**Given task:** Print the records below exactly as they appear.

[Begin Exercise material]

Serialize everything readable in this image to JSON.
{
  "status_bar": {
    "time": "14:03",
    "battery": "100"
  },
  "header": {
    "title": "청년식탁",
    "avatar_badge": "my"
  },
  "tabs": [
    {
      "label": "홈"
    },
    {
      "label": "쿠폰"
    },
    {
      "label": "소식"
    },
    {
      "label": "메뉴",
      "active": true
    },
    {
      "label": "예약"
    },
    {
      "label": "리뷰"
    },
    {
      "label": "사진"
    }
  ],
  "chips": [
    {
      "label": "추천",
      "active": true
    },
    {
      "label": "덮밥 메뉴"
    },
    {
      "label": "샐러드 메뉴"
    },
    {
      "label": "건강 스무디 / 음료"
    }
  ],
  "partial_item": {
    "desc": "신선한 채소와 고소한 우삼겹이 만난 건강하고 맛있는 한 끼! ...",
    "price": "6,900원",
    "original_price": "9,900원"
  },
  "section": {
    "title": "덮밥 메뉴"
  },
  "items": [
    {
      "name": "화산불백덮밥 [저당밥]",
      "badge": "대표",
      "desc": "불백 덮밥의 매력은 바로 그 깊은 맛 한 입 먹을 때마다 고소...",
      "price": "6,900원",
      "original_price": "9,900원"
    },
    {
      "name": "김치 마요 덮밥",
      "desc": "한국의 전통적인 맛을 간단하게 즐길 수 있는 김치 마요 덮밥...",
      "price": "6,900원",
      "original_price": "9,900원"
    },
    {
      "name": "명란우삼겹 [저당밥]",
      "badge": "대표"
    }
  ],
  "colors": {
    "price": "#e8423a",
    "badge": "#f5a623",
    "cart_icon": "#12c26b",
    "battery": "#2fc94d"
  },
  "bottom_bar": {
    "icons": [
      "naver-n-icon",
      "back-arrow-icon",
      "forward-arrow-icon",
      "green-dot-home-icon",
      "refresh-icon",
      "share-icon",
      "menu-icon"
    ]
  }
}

[End Exercise material]

**Final result:**
Serialize everything readable in this image to JSON.
{
  "status_bar": {
    "time": "14:03",
    "battery": "100"
  },
  "header": {
    "title": "청년식탁",
    "avatar_badge": "my"
  },
  "tabs": [
    {
      "label": "홈"
    },
    {
      "label": "쿠폰"
    },
    {
      "label": "소식"
    },
    {
      "label": "메뉴",
      "active": true
    },
    {
      "label": "예약"
    },
    {
      "label": "리뷰"
    },
    {
      "label": "사진"
    }
  ],
  "chips": [
    {
      "label": "추천",
      "active": true
    },
    {
      "label": "덮밥 메뉴"
    },
    {
      "label": "샐러드 메뉴"
    },
    {
      "label": "건강 스무디 / 음료"
    }
  ],
  "partial_item": {
    "desc": "신선한 채소와 고소한 우삼겹이 만난 건강하고 맛있는 한 끼! ...",
    "price": "6,900원",
    "original_price": "9,900원"
  },
  "section": {
    "title": "덮밥 메뉴"
  },
  "items": [
    {
      "name": "화산불백덮밥 [저당밥]",
      "badge": "대표",
      "desc": "불백 덮밥의 매력은 바로 그 깊은 맛 한 입 먹을 때마다 고소...",
      "price": "6,900원",
      "original_price": "9,900원"
    },
    {
      "name": "김치 마요 덮밥",
      "desc": "한국의 전통적인 맛을 간단하게 즐길 수 있는 김치 마요 덮밥...",
      "price": "6,900원",
      "original_price": "9,900원"
    },
    {
      "name": "명란우삼겹 [저당밥]",
      "badge": "대표"
    }
  ],
  "colors": {
    "price": "#e8423a",
    "badge": "#f5a623",
    "cart_icon": "#12c26b",
    "battery": "#2fc94d"
  },
  "bottom_bar": {
    "icons": [
      "naver-n-icon",
      "back-arrow-icon",
      "forward-arrow-icon",
      "green-dot-home-icon",
      "refresh-icon",
      "share-icon",
      "menu-icon"
    ]
  }
}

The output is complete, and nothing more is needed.